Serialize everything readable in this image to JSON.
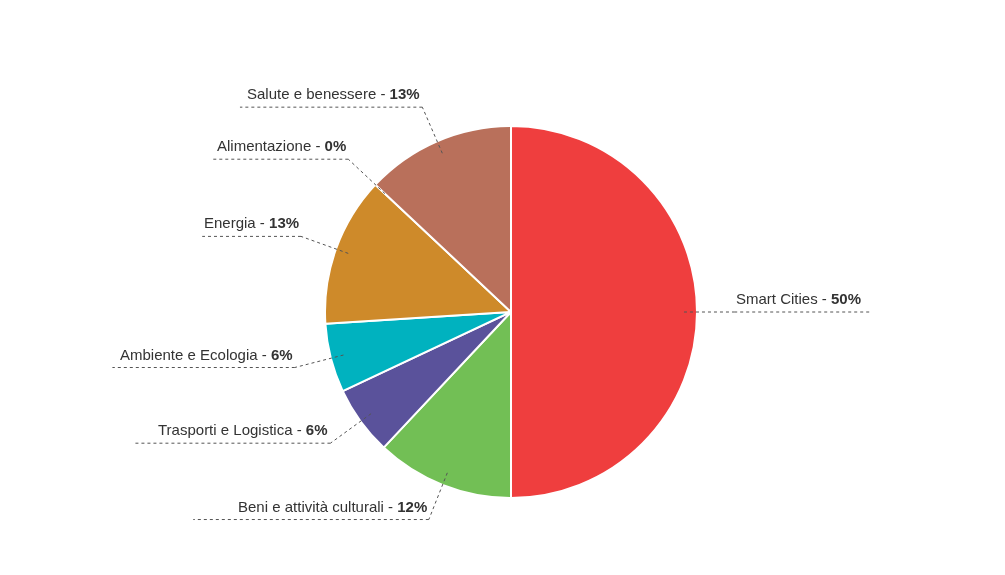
{
  "chart_data": {
    "type": "pie",
    "categories": [
      "Smart Cities -",
      "Beni e attività culturali -",
      "Trasporti e Logistica -",
      "Ambiente e Ecologia -",
      "Energia -",
      "Alimentazione -",
      "Salute e benessere -"
    ],
    "values": [
      50,
      12,
      6,
      6,
      13,
      0,
      13
    ],
    "value_labels": [
      "50%",
      "12%",
      "6%",
      "6%",
      "13%",
      "0%",
      "13%"
    ],
    "colors": [
      "#ef3e3e",
      "#72bf55",
      "#5a529b",
      "#00b2bf",
      "#ce8a2a",
      "#9a9a9a",
      "#b9705b"
    ],
    "legend": false
  }
}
++++++++
*To be done*:
Each record must be quoted in full and exactly. Do not include the pictures.

*Completed exercise*:
Serialize everything readable in this image to JSON.
{
  "chart_data": {
    "type": "pie",
    "categories": [
      "Smart Cities -",
      "Beni e attività culturali -",
      "Trasporti e Logistica -",
      "Ambiente e Ecologia -",
      "Energia -",
      "Alimentazione -",
      "Salute e benessere -"
    ],
    "values": [
      50,
      12,
      6,
      6,
      13,
      0,
      13
    ],
    "value_labels": [
      "50%",
      "12%",
      "6%",
      "6%",
      "13%",
      "0%",
      "13%"
    ],
    "colors": [
      "#ef3e3e",
      "#72bf55",
      "#5a529b",
      "#00b2bf",
      "#ce8a2a",
      "#9a9a9a",
      "#b9705b"
    ],
    "legend": false
  }
}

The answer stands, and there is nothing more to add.